**Exercise goal:** Copy every line of the material below word for word. Leave out the pictures.

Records
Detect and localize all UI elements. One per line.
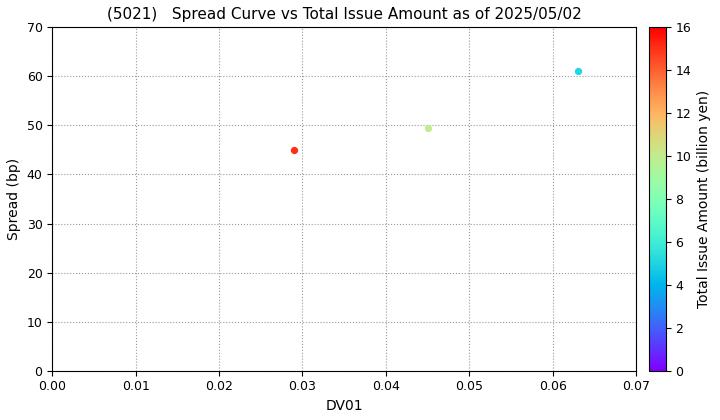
Point [289,147,300,153]
Point [572,68,583,75]
X-axis label: DV01: DV01 [325,399,363,413]
Y-axis label: Total Issue Amount (billion yen): Total Issue Amount (billion yen) [697,90,711,308]
Y-axis label: Spread (bp): Spread (bp) [7,158,21,240]
Point [422,124,433,131]
Title: (5021)   Spread Curve vs Total Issue Amount as of 2025/05/02: (5021) Spread Curve vs Total Issue Amoun… [107,7,582,22]
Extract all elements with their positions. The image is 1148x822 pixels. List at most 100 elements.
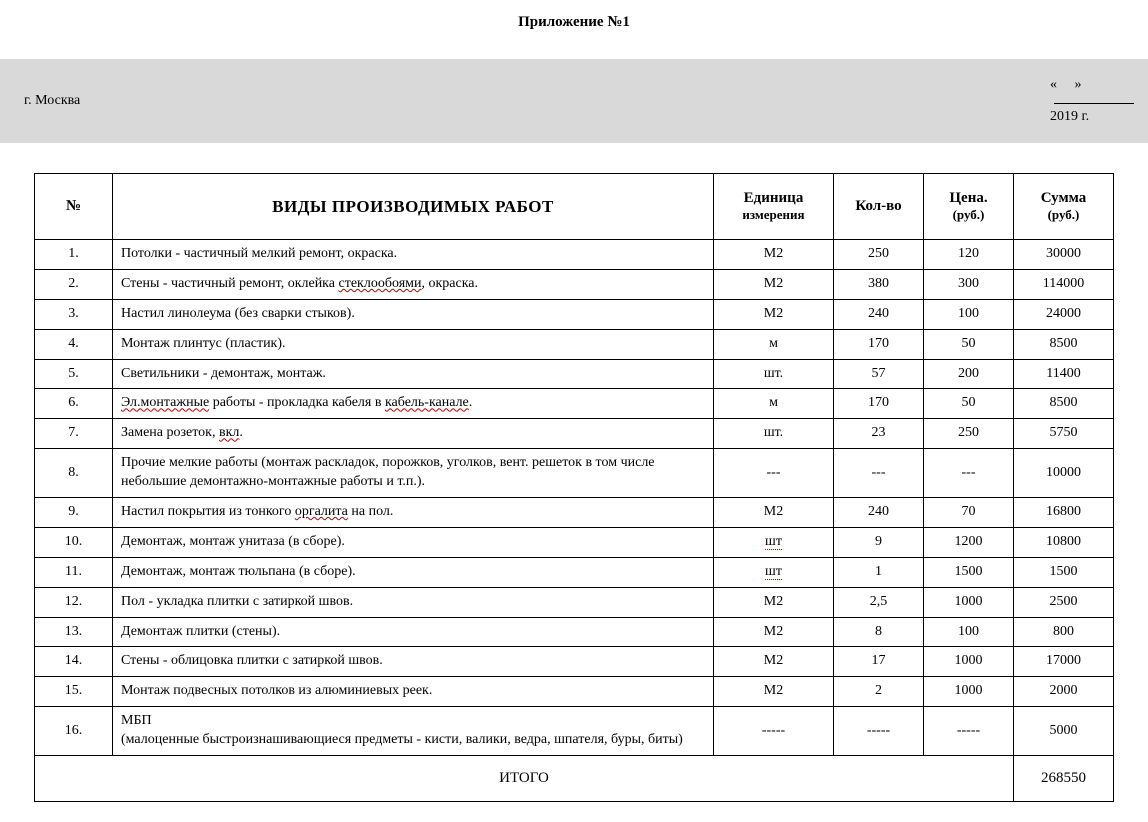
cell-qty: 1 [834, 557, 924, 587]
col-price-l1: Цена. [949, 190, 987, 206]
cell-price: 120 [924, 240, 1014, 270]
text: МБП(малоценные быстроизнашивающиеся пред… [121, 713, 683, 747]
table-row: 1.Потолки - частичный мелкий ремонт, окр… [35, 240, 1114, 270]
text: на пол. [348, 504, 394, 519]
cell-qty: 170 [834, 389, 924, 419]
col-num: № [35, 174, 113, 240]
cell-price: 100 [924, 299, 1014, 329]
cell-num: 9. [35, 498, 113, 528]
text: Демонтаж, монтаж тюльпана (в сборе). [121, 564, 356, 579]
table-row: 11. Демонтаж, монтаж тюльпана (в сборе). ш… [35, 557, 1114, 587]
cell-unit: --- [714, 449, 834, 498]
table-row: 10.Демонтаж, монтаж унитаза (в сборе).шт… [35, 527, 1114, 557]
text: Светильники - демонтаж, монтаж. [121, 366, 326, 381]
text: Демонтаж, монтаж унитаза (в сборе). [121, 534, 345, 549]
cell-desc: Демонтаж, монтаж унитаза (в сборе). [113, 527, 714, 557]
cell-sum: 1500 [1014, 557, 1114, 587]
cell-num: 5. [35, 359, 113, 389]
table-row: 4.Монтаж плинтус (пластик).м170508500 [35, 329, 1114, 359]
col-price: Цена. (руб.) [924, 174, 1014, 240]
cell-qty: 170 [834, 329, 924, 359]
cell-desc: Стены - частичный ремонт, оклейка стекло… [113, 269, 714, 299]
cell-num: 2. [35, 269, 113, 299]
text: Потолки - частичный мелкий ремонт, окрас… [121, 246, 397, 261]
cell-unit: М2 [714, 587, 834, 617]
cell-unit: шт [714, 557, 834, 587]
cell-price: 1000 [924, 587, 1014, 617]
cell-num: 12. [35, 587, 113, 617]
cell-sum: 10800 [1014, 527, 1114, 557]
cell-num: 3. [35, 299, 113, 329]
cell-price: ----- [924, 707, 1014, 756]
cell-sum: 2000 [1014, 677, 1114, 707]
cell-desc: Демонтаж плитки (стены). [113, 617, 714, 647]
cell-sum: 5750 [1014, 419, 1114, 449]
cell-sum: 24000 [1014, 299, 1114, 329]
date-blank-line [1054, 103, 1134, 104]
table-header: № ВИДЫ ПРОИЗВОДИМЫХ РАБОТ Единица измере… [35, 174, 1114, 240]
dotted-text: шт [765, 564, 782, 580]
cell-desc: МБП(малоценные быстроизнашивающиеся пред… [113, 707, 714, 756]
text: Настил покрытия из тонкого [121, 504, 295, 519]
cell-qty: 57 [834, 359, 924, 389]
text: Монтаж подвесных потолков из алюминиевых… [121, 683, 432, 698]
cell-num: 15. [35, 677, 113, 707]
cell-qty: 380 [834, 269, 924, 299]
cell-qty: 23 [834, 419, 924, 449]
table-body: 1.Потолки - частичный мелкий ремонт, окр… [35, 240, 1114, 756]
table-row: 8.Прочие мелкие работы (монтаж раскладок… [35, 449, 1114, 498]
cell-qty: 240 [834, 299, 924, 329]
cell-desc: Светильники - демонтаж, монтаж. [113, 359, 714, 389]
col-unit-l1: Единица [744, 190, 804, 206]
cell-sum: 800 [1014, 617, 1114, 647]
col-price-l2: (руб.) [930, 207, 1007, 223]
cell-desc: Демонтаж, монтаж тюльпана (в сборе). [113, 557, 714, 587]
cell-price: 300 [924, 269, 1014, 299]
table-container: № ВИДЫ ПРОИЗВОДИМЫХ РАБОТ Единица измере… [0, 143, 1148, 822]
cell-num: 16. [35, 707, 113, 756]
date-field: « » 2019 г. [1036, 61, 1138, 141]
cell-sum: 10000 [1014, 449, 1114, 498]
cell-sum: 8500 [1014, 389, 1114, 419]
text: Стены - облицовка плитки с затиркой швов… [121, 653, 383, 668]
col-qty: Кол-во [834, 174, 924, 240]
cell-qty: 240 [834, 498, 924, 528]
table-row: 2.Стены - частичный ремонт, оклейка стек… [35, 269, 1114, 299]
cell-sum: 8500 [1014, 329, 1114, 359]
wavy-text: кабель-канале [385, 395, 469, 410]
cell-unit: М2 [714, 299, 834, 329]
cell-unit: М2 [714, 617, 834, 647]
cell-unit: М2 [714, 240, 834, 270]
total-value: 268550 [1014, 756, 1114, 802]
cell-sum: 2500 [1014, 587, 1114, 617]
wavy-text: оргалита [295, 504, 348, 519]
col-sum-l1: Сумма [1041, 190, 1087, 206]
wavy-text: стеклообоями [339, 276, 422, 291]
cell-qty: 250 [834, 240, 924, 270]
text: Пол - укладка плитки с затиркой швов. [121, 594, 353, 609]
cell-desc: Прочие мелкие работы (монтаж раскладок, … [113, 449, 714, 498]
table-row: 13.Демонтаж плитки (стены).М28100800 [35, 617, 1114, 647]
cell-qty: 2,5 [834, 587, 924, 617]
col-sum-l2: (руб.) [1020, 207, 1107, 223]
cell-qty: 8 [834, 617, 924, 647]
city-label: г. Москва [24, 93, 80, 109]
cell-sum: 16800 [1014, 498, 1114, 528]
total-label: ИТОГО [35, 756, 1014, 802]
table-row: 16.МБП(малоценные быстроизнашивающиеся п… [35, 707, 1114, 756]
table-row: 12. Пол - укладка плитки с затиркой швов.… [35, 587, 1114, 617]
col-sum: Сумма (руб.) [1014, 174, 1114, 240]
cell-desc: Эл.монтажные работы - прокладка кабеля в… [113, 389, 714, 419]
cell-num: 13. [35, 617, 113, 647]
cell-desc: Монтаж подвесных потолков из алюминиевых… [113, 677, 714, 707]
cell-desc: Стены - облицовка плитки с затиркой швов… [113, 647, 714, 677]
cell-unit: М2 [714, 498, 834, 528]
text: работы - прокладка кабеля в [209, 395, 385, 410]
cell-sum: 114000 [1014, 269, 1114, 299]
text: Прочие мелкие работы (монтаж раскладок, … [121, 455, 655, 489]
date-close-quote: » [1075, 77, 1082, 92]
cell-desc: Пол - укладка плитки с затиркой швов. [113, 587, 714, 617]
cell-unit: М2 [714, 269, 834, 299]
table-footer: ИТОГО 268550 [35, 756, 1114, 802]
cell-num: 11. [35, 557, 113, 587]
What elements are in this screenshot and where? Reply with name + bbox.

**Response:**
Detect and localize all UI elements. One per line.
Point [289,147,300,153]
Point [572,68,583,75]
X-axis label: DV01: DV01 [325,399,363,413]
Y-axis label: Total Issue Amount (billion yen): Total Issue Amount (billion yen) [697,90,711,308]
Y-axis label: Spread (bp): Spread (bp) [7,158,21,240]
Point [422,124,433,131]
Title: (5021)   Spread Curve vs Total Issue Amount as of 2025/05/02: (5021) Spread Curve vs Total Issue Amoun… [107,7,582,22]
Extract all elements with their positions. The image is 1148x822 pixels. List at most 100 elements.
cell-qty: 1 [834, 557, 924, 587]
col-price-l1: Цена. [949, 190, 987, 206]
cell-price: 120 [924, 240, 1014, 270]
text: МБП(малоценные быстроизнашивающиеся пред… [121, 713, 683, 747]
table-row: 1.Потолки - частичный мелкий ремонт, окр… [35, 240, 1114, 270]
text: на пол. [348, 504, 394, 519]
cell-qty: 170 [834, 389, 924, 419]
col-num: № [35, 174, 113, 240]
cell-price: 100 [924, 299, 1014, 329]
cell-num: 9. [35, 498, 113, 528]
text: Демонтаж, монтаж тюльпана (в сборе). [121, 564, 356, 579]
table-row: 11. Демонтаж, монтаж тюльпана (в сборе). ш… [35, 557, 1114, 587]
cell-unit: --- [714, 449, 834, 498]
table-row: 10.Демонтаж, монтаж унитаза (в сборе).шт… [35, 527, 1114, 557]
text: Светильники - демонтаж, монтаж. [121, 366, 326, 381]
text: Демонтаж, монтаж унитаза (в сборе). [121, 534, 345, 549]
cell-desc: Демонтаж, монтаж унитаза (в сборе). [113, 527, 714, 557]
cell-sum: 1500 [1014, 557, 1114, 587]
cell-num: 5. [35, 359, 113, 389]
table-row: 4.Монтаж плинтус (пластик).м170508500 [35, 329, 1114, 359]
col-price: Цена. (руб.) [924, 174, 1014, 240]
cell-qty: 170 [834, 329, 924, 359]
cell-desc: Стены - частичный ремонт, оклейка стекло… [113, 269, 714, 299]
cell-num: 2. [35, 269, 113, 299]
text: Потолки - частичный мелкий ремонт, окрас… [121, 246, 397, 261]
cell-unit: М2 [714, 587, 834, 617]
cell-unit: шт [714, 557, 834, 587]
cell-price: 1000 [924, 587, 1014, 617]
cell-num: 12. [35, 587, 113, 617]
cell-sum: 10800 [1014, 527, 1114, 557]
cell-num: 3. [35, 299, 113, 329]
cell-price: ----- [924, 707, 1014, 756]
cell-sum: 2000 [1014, 677, 1114, 707]
cell-desc: Демонтаж плитки (стены). [113, 617, 714, 647]
cell-sum: 5750 [1014, 419, 1114, 449]
cell-sum: 24000 [1014, 299, 1114, 329]
date-blank-line [1054, 103, 1134, 104]
table-header: № ВИДЫ ПРОИЗВОДИМЫХ РАБОТ Единица измере… [35, 174, 1114, 240]
dotted-text: шт [765, 564, 782, 580]
cell-desc: МБП(малоценные быстроизнашивающиеся пред… [113, 707, 714, 756]
text: Настил покрытия из тонкого [121, 504, 295, 519]
cell-qty: 57 [834, 359, 924, 389]
text: Монтаж подвесных потолков из алюминиевых… [121, 683, 432, 698]
cell-num: 15. [35, 677, 113, 707]
cell-qty: 380 [834, 269, 924, 299]
cell-qty: 23 [834, 419, 924, 449]
table-body: 1.Потолки - частичный мелкий ремонт, окр… [35, 240, 1114, 756]
table-row: 8.Прочие мелкие работы (монтаж раскладок… [35, 449, 1114, 498]
cell-qty: 240 [834, 299, 924, 329]
cell-desc: Светильники - демонтаж, монтаж. [113, 359, 714, 389]
col-unit-l1: Единица [744, 190, 804, 206]
cell-sum: 800 [1014, 617, 1114, 647]
col-price-l2: (руб.) [930, 207, 1007, 223]
cell-desc: Демонтаж, монтаж тюльпана (в сборе). [113, 557, 714, 587]
cell-price: 300 [924, 269, 1014, 299]
table-container: № ВИДЫ ПРОИЗВОДИМЫХ РАБОТ Единица измере… [0, 143, 1148, 822]
cell-num: 16. [35, 707, 113, 756]
date-field: « » 2019 г. [1036, 61, 1138, 141]
cell-sum: 10000 [1014, 449, 1114, 498]
cell-sum: 8500 [1014, 389, 1114, 419]
text: Стены - облицовка плитки с затиркой швов… [121, 653, 383, 668]
col-qty: Кол-во [834, 174, 924, 240]
cell-qty: 240 [834, 498, 924, 528]
table-row: 2.Стены - частичный ремонт, оклейка стек… [35, 269, 1114, 299]
cell-sum: 8500 [1014, 329, 1114, 359]
wavy-text: кабель-канале [385, 395, 469, 410]
cell-unit: М2 [714, 299, 834, 329]
cell-unit: М2 [714, 617, 834, 647]
cell-unit: М2 [714, 240, 834, 270]
total-value: 268550 [1014, 756, 1114, 802]
cell-sum: 2500 [1014, 587, 1114, 617]
wavy-text: оргалита [295, 504, 348, 519]
col-sum-l1: Сумма [1041, 190, 1087, 206]
wavy-text: стеклообоями [339, 276, 422, 291]
cell-qty: 250 [834, 240, 924, 270]
text: Пол - укладка плитки с затиркой швов. [121, 594, 353, 609]
cell-desc: Прочие мелкие работы (монтаж раскладок, … [113, 449, 714, 498]
table-row: 13.Демонтаж плитки (стены).М28100800 [35, 617, 1114, 647]
cell-qty: 2,5 [834, 587, 924, 617]
col-sum-l2: (руб.) [1020, 207, 1107, 223]
cell-qty: 8 [834, 617, 924, 647]
city-label: г. Москва [24, 93, 80, 109]
cell-sum: 16800 [1014, 498, 1114, 528]
total-label: ИТОГО [35, 756, 1014, 802]
table-row: 16.МБП(малоценные быстроизнашивающиеся п… [35, 707, 1114, 756]
table-row: 12. Пол - укладка плитки с затиркой швов.… [35, 587, 1114, 617]
col-sum: Сумма (руб.) [1014, 174, 1114, 240]
cell-desc: Эл.монтажные работы - прокладка кабеля в… [113, 389, 714, 419]
cell-num: 13. [35, 617, 113, 647]
cell-desc: Монтаж подвесных потолков из алюминиевых… [113, 677, 714, 707]
cell-desc: Стены - облицовка плитки с затиркой швов… [113, 647, 714, 677]
cell-unit: М2 [714, 498, 834, 528]
text: работы - прокладка кабеля в [209, 395, 385, 410]
cell-sum: 114000 [1014, 269, 1114, 299]
text: Прочие мелкие работы (монтаж раскладок, … [121, 455, 655, 489]
date-close-quote: » [1075, 77, 1082, 92]
cell-desc: Пол - укладка плитки с затиркой швов. [113, 587, 714, 617]
cell-unit: М2 [714, 269, 834, 299]
table-footer: ИТОГО 268550 [35, 756, 1114, 802]
cell-num: 11. [35, 557, 113, 587]
What elements are in this screenshot and where? Reply with name + bbox.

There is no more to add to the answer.